◆ EXERCISE INPUT ◆
· · ·

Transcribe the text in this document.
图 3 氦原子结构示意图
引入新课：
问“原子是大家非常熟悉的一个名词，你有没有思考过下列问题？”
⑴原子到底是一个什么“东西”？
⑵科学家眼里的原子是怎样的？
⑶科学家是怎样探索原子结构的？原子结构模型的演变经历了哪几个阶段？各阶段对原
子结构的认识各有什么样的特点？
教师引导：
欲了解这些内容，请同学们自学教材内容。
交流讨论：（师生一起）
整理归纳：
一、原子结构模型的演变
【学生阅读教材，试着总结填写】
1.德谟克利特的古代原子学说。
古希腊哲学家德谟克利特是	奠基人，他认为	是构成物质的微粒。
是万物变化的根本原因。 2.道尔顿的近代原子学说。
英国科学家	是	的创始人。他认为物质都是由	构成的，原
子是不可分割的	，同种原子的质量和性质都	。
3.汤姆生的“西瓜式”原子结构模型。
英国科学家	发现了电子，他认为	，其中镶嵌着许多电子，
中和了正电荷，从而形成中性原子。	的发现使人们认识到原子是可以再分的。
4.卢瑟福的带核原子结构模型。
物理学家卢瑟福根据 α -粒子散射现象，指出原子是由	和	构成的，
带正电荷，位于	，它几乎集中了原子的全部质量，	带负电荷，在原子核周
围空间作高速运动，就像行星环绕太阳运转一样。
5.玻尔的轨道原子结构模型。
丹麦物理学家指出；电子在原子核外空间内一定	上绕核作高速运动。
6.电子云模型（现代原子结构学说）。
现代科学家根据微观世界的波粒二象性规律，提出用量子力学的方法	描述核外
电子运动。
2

· · ·

Return each line of the data exactly as written above.

◆ SOLUTION FOR THIS PROBLEM ◆
Transcribe the text in this document.
图 3 氦原子结构示意图
引入新课：
问“原子是大家非常熟悉的一个名词，你有没有思考过下列问题？”
⑴原子到底是一个什么“东西”？
⑵科学家眼里的原子是怎样的？
⑶科学家是怎样探索原子结构的？原子结构模型的演变经历了哪几个阶段？各阶段对原
子结构的认识各有什么样的特点？
教师引导：
欲了解这些内容，请同学们自学教材内容。
交流讨论：（师生一起）
整理归纳：
一、原子结构模型的演变
【学生阅读教材，试着总结填写】
1.德谟克利特的古代原子学说。
古希腊哲学家德谟克利特是	奠基人，他认为	是构成物质的微粒。
是万物变化的根本原因。 2.道尔顿的近代原子学说。
英国科学家	是	的创始人。他认为物质都是由	构成的，原
子是不可分割的	，同种原子的质量和性质都	。
3.汤姆生的“西瓜式”原子结构模型。
英国科学家	发现了电子，他认为	，其中镶嵌着许多电子，
中和了正电荷，从而形成中性原子。	的发现使人们认识到原子是可以再分的。
4.卢瑟福的带核原子结构模型。
物理学家卢瑟福根据 α -粒子散射现象，指出原子是由	和	构成的，
带正电荷，位于	，它几乎集中了原子的全部质量，	带负电荷，在原子核周
围空间作高速运动，就像行星环绕太阳运转一样。
5.玻尔的轨道原子结构模型。
丹麦物理学家指出；电子在原子核外空间内一定	上绕核作高速运动。
6.电子云模型（现代原子结构学说）。
现代科学家根据微观世界的波粒二象性规律，提出用量子力学的方法	描述核外
电子运动。
2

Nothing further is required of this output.